--- EXTRACTED INFORMATION ---

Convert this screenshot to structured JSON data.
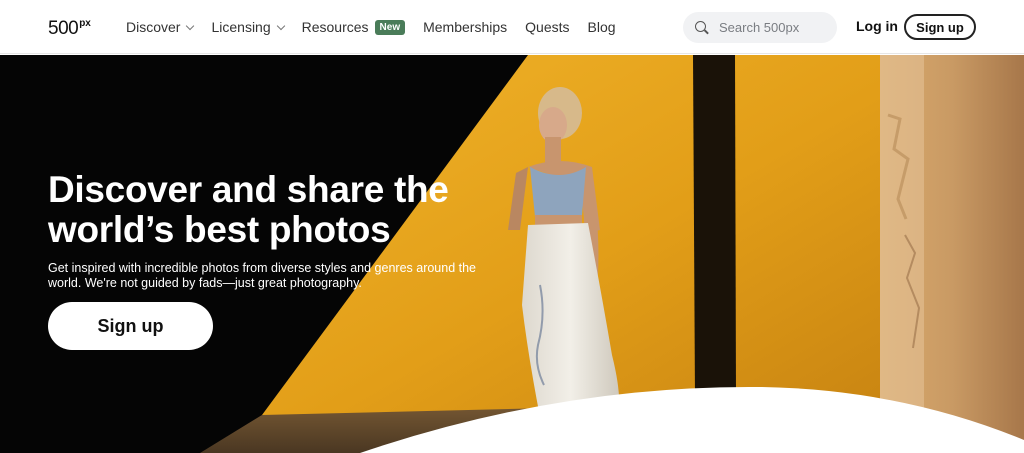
{
  "brand": {
    "logo_main": "500",
    "logo_sup": "px"
  },
  "nav": {
    "items": [
      {
        "label": "Discover",
        "dropdown": true
      },
      {
        "label": "Licensing",
        "dropdown": true
      },
      {
        "label": "Resources",
        "badge": "New"
      },
      {
        "label": "Memberships"
      },
      {
        "label": "Quests"
      },
      {
        "label": "Blog"
      }
    ],
    "search_placeholder": "Search 500px",
    "login": "Log in",
    "signup": "Sign up"
  },
  "hero": {
    "title": "Discover and share the world’s best photos",
    "subtitle": "Get inspired with incredible photos from diverse styles and genres around the world. We're not guided by fads—just great photography.",
    "cta": "Sign up"
  },
  "colors": {
    "badge_green": "#4a7c59",
    "wall_yellow": "#e3a21a",
    "shadow_black": "#050505"
  }
}
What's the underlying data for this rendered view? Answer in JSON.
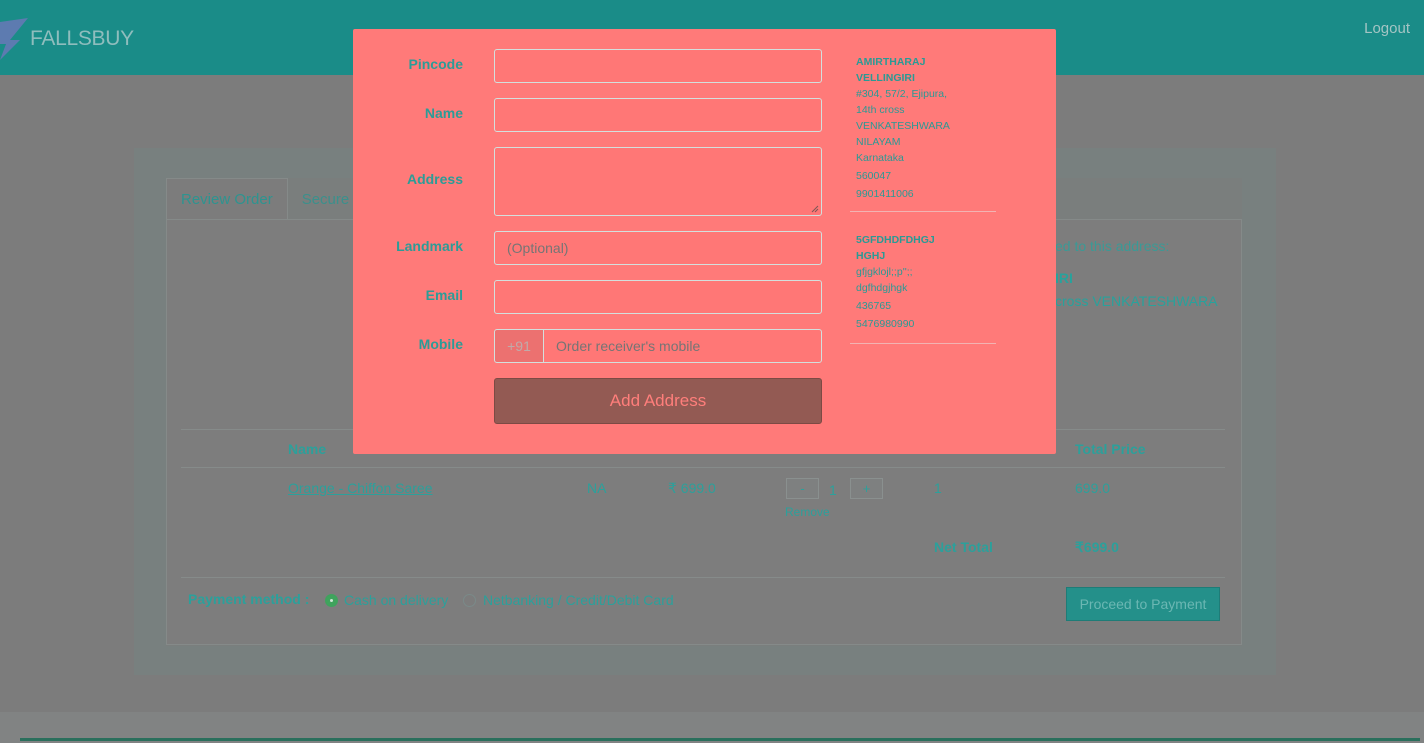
{
  "header": {
    "brand": "FALLSBUY",
    "logout_label": "Logout"
  },
  "tabs": [
    {
      "label": "Review Order"
    },
    {
      "label": "Secure P"
    }
  ],
  "delivery": {
    "hint": "ed to this address:",
    "name": "IRI",
    "line": "cross VENKATESHWARA"
  },
  "table": {
    "headers": {
      "name": "Name",
      "total_price": "Total Price"
    },
    "row": {
      "product": "Orange - Chiffon Saree",
      "size": "NA",
      "price": "₹ 699.0",
      "qty_minus": "-",
      "qty": "1",
      "qty_plus": "+",
      "count": "1",
      "total": "699.0",
      "remove": "Remove"
    },
    "net_total_label": "Net Total",
    "net_total_value": "₹699.0"
  },
  "payment": {
    "label": "Payment method :",
    "options": [
      {
        "label": "Cash on delivery",
        "checked": true
      },
      {
        "label": "Netbanking / Credit/Debit Card",
        "checked": false
      }
    ],
    "proceed_label": "Proceed to Payment"
  },
  "modal": {
    "fields": {
      "pincode": {
        "label": "Pincode",
        "value": "",
        "placeholder": ""
      },
      "name": {
        "label": "Name",
        "value": "",
        "placeholder": ""
      },
      "address": {
        "label": "Address",
        "value": "",
        "placeholder": ""
      },
      "landmark": {
        "label": "Landmark",
        "value": "",
        "placeholder": "(Optional)"
      },
      "email": {
        "label": "Email",
        "value": "",
        "placeholder": ""
      },
      "mobile": {
        "label": "Mobile",
        "prefix": "+91",
        "value": "",
        "placeholder": "Order receiver's mobile"
      }
    },
    "add_button": "Add Address",
    "saved_addresses": [
      {
        "name_line1": "AMIRTHARAJ",
        "name_line2": "VELLINGIRI",
        "lines": [
          "#304, 57/2, Ejipura,",
          "14th cross",
          "VENKATESHWARA",
          "NILAYAM",
          "Karnataka",
          "560047",
          "9901411006"
        ]
      },
      {
        "name_line1": "5GFDHDFDHGJ",
        "name_line2": "HGHJ",
        "lines": [
          "gfjgklojl;;p'';;",
          "dgfhdgjhgk",
          "436765",
          "5476980990"
        ]
      }
    ]
  },
  "colors": {
    "header_bg": "#1a8c88",
    "modal_bg": "#ff7a79",
    "accent_text": "#2ca09b",
    "add_button_bg": "#935a53",
    "proceed_button_bg": "#24908a"
  }
}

---

Print each entry shown above with exact wording and no pictures.

WRITTEN ANSWER:
Convert this screenshot to structured JSON data.
{
  "brand": {
    "logo_main": "500",
    "logo_sup": "px"
  },
  "nav": {
    "items": [
      {
        "label": "Discover",
        "dropdown": true
      },
      {
        "label": "Licensing",
        "dropdown": true
      },
      {
        "label": "Resources",
        "badge": "New"
      },
      {
        "label": "Memberships"
      },
      {
        "label": "Quests"
      },
      {
        "label": "Blog"
      }
    ],
    "search_placeholder": "Search 500px",
    "login": "Log in",
    "signup": "Sign up"
  },
  "hero": {
    "title": "Discover and share the world’s best photos",
    "subtitle": "Get inspired with incredible photos from diverse styles and genres around the world. We're not guided by fads—just great photography.",
    "cta": "Sign up"
  },
  "colors": {
    "badge_green": "#4a7c59",
    "wall_yellow": "#e3a21a",
    "shadow_black": "#050505"
  }
}
What's the underlying data for this rendered view? Answer in JSON.
{
  "header": {
    "brand": "FALLSBUY",
    "logout_label": "Logout"
  },
  "tabs": [
    {
      "label": "Review Order"
    },
    {
      "label": "Secure P"
    }
  ],
  "delivery": {
    "hint": "ed to this address:",
    "name": "IRI",
    "line": "cross VENKATESHWARA"
  },
  "table": {
    "headers": {
      "name": "Name",
      "total_price": "Total Price"
    },
    "row": {
      "product": "Orange - Chiffon Saree",
      "size": "NA",
      "price": "₹ 699.0",
      "qty_minus": "-",
      "qty": "1",
      "qty_plus": "+",
      "count": "1",
      "total": "699.0",
      "remove": "Remove"
    },
    "net_total_label": "Net Total",
    "net_total_value": "₹699.0"
  },
  "payment": {
    "label": "Payment method :",
    "options": [
      {
        "label": "Cash on delivery",
        "checked": true
      },
      {
        "label": "Netbanking / Credit/Debit Card",
        "checked": false
      }
    ],
    "proceed_label": "Proceed to Payment"
  },
  "modal": {
    "fields": {
      "pincode": {
        "label": "Pincode",
        "value": "",
        "placeholder": ""
      },
      "name": {
        "label": "Name",
        "value": "",
        "placeholder": ""
      },
      "address": {
        "label": "Address",
        "value": "",
        "placeholder": ""
      },
      "landmark": {
        "label": "Landmark",
        "value": "",
        "placeholder": "(Optional)"
      },
      "email": {
        "label": "Email",
        "value": "",
        "placeholder": ""
      },
      "mobile": {
        "label": "Mobile",
        "prefix": "+91",
        "value": "",
        "placeholder": "Order receiver's mobile"
      }
    },
    "add_button": "Add Address",
    "saved_addresses": [
      {
        "name_line1": "AMIRTHARAJ",
        "name_line2": "VELLINGIRI",
        "lines": [
          "#304, 57/2, Ejipura,",
          "14th cross",
          "VENKATESHWARA",
          "NILAYAM",
          "Karnataka",
          "560047",
          "9901411006"
        ]
      },
      {
        "name_line1": "5GFDHDFDHGJ",
        "name_line2": "HGHJ",
        "lines": [
          "gfjgklojl;;p'';;",
          "dgfhdgjhgk",
          "436765",
          "5476980990"
        ]
      }
    ]
  },
  "colors": {
    "header_bg": "#1a8c88",
    "modal_bg": "#ff7a79",
    "accent_text": "#2ca09b",
    "add_button_bg": "#935a53",
    "proceed_button_bg": "#24908a"
  }
}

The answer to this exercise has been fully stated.